> LISTING:

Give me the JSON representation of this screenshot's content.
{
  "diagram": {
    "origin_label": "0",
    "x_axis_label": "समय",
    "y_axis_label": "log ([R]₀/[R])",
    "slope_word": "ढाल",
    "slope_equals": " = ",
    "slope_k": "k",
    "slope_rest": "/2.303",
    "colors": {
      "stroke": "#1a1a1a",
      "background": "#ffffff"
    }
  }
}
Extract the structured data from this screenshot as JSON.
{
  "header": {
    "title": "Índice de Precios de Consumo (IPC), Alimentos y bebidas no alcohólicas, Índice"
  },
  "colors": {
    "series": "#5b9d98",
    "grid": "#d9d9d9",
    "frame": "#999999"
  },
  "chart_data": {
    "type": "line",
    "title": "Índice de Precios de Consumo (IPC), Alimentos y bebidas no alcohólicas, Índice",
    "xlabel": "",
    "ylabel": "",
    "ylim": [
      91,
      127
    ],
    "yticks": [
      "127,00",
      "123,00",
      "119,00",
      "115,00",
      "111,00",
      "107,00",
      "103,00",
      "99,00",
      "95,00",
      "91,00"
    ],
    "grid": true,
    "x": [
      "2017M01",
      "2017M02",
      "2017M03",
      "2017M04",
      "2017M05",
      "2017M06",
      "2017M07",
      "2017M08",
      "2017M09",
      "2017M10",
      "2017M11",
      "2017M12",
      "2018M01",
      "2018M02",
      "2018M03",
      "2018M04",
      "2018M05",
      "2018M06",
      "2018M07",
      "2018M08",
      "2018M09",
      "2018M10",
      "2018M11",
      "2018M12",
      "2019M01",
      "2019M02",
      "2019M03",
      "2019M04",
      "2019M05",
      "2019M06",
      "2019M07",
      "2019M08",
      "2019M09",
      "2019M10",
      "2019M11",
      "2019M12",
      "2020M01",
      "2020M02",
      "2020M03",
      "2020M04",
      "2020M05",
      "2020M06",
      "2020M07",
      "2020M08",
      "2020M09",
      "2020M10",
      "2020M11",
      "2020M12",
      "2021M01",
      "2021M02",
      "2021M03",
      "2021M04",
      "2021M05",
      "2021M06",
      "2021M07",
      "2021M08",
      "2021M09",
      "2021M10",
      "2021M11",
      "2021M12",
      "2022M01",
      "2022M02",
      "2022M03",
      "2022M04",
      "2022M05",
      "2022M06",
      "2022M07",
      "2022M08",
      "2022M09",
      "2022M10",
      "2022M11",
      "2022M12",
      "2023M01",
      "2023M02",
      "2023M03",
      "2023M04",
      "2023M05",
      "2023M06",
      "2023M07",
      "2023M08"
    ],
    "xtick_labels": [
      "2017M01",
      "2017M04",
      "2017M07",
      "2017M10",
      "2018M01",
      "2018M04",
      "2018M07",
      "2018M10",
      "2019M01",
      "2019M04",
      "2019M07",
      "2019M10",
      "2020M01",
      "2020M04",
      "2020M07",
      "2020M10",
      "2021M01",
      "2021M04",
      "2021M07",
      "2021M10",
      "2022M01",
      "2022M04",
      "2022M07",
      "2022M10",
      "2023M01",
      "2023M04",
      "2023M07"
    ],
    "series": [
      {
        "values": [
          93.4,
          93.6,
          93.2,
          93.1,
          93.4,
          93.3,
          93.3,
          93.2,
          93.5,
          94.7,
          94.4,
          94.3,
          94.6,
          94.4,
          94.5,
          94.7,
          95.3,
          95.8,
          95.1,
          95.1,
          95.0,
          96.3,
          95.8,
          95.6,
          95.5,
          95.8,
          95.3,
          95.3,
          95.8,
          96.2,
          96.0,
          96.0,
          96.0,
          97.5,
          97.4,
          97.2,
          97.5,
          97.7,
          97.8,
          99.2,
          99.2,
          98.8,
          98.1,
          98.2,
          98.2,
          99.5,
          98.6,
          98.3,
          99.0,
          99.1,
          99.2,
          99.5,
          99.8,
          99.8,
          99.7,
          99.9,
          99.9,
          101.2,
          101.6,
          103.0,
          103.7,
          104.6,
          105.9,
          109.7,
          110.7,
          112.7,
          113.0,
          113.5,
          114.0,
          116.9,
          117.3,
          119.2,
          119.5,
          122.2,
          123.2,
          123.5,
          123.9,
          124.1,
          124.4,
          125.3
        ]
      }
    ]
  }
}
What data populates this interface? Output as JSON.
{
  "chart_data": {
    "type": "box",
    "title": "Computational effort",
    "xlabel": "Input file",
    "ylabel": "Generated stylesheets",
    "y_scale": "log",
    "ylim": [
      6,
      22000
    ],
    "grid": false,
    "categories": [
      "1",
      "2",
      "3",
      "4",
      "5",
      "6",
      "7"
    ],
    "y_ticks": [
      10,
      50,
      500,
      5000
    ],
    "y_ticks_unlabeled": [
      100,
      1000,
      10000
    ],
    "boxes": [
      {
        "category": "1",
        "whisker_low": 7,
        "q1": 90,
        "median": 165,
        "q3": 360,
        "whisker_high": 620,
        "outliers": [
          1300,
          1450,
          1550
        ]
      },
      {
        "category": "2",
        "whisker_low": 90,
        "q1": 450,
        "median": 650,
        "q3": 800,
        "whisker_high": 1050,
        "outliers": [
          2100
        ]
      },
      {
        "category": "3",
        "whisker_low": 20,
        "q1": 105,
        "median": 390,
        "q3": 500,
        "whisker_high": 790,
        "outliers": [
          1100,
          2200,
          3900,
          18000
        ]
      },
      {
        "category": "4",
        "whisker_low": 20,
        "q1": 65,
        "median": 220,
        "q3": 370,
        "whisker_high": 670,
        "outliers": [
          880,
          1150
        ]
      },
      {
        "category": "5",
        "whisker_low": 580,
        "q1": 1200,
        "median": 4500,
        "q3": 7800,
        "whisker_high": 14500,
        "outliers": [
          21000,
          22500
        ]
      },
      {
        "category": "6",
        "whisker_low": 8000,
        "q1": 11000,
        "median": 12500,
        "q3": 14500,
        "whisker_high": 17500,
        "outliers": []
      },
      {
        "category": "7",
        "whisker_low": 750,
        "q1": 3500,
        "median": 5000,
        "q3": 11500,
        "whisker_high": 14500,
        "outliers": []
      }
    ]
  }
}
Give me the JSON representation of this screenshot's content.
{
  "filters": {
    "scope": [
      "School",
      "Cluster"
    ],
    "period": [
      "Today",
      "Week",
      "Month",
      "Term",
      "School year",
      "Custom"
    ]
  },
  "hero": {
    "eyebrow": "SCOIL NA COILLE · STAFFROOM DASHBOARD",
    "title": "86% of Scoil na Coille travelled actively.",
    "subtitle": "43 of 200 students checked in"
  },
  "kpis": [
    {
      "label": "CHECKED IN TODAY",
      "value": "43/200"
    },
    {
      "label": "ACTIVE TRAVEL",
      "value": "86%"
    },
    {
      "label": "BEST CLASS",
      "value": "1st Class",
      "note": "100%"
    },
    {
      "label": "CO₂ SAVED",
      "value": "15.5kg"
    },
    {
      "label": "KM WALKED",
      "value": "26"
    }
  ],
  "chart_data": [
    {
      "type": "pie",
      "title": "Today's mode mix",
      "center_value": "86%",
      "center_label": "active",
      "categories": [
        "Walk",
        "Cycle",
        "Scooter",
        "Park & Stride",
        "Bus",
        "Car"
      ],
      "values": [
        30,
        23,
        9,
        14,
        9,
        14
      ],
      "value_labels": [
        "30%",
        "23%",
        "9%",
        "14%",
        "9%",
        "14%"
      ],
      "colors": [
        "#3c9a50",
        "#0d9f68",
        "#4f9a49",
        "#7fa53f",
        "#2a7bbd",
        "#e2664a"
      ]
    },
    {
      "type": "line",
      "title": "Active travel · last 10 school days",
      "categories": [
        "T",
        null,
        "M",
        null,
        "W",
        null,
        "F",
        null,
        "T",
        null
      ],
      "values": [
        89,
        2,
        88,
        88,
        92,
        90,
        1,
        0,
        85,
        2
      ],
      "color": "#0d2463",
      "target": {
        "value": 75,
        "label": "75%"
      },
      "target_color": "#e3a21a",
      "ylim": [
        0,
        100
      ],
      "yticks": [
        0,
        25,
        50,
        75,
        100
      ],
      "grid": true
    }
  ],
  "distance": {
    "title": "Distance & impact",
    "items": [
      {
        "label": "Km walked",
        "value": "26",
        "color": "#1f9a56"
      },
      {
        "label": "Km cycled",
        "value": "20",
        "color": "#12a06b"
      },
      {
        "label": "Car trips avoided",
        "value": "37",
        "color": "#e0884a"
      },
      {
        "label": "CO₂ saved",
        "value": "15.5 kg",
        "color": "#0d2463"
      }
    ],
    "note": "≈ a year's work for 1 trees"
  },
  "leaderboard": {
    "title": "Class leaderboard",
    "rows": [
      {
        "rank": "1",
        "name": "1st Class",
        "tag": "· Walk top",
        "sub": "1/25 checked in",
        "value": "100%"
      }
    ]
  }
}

> YOUR TASK:
Tally the lines of the data that hold the string "Precios". Answer with the number and nothing more.

> ANSWER TO THIS PROBLEM:
2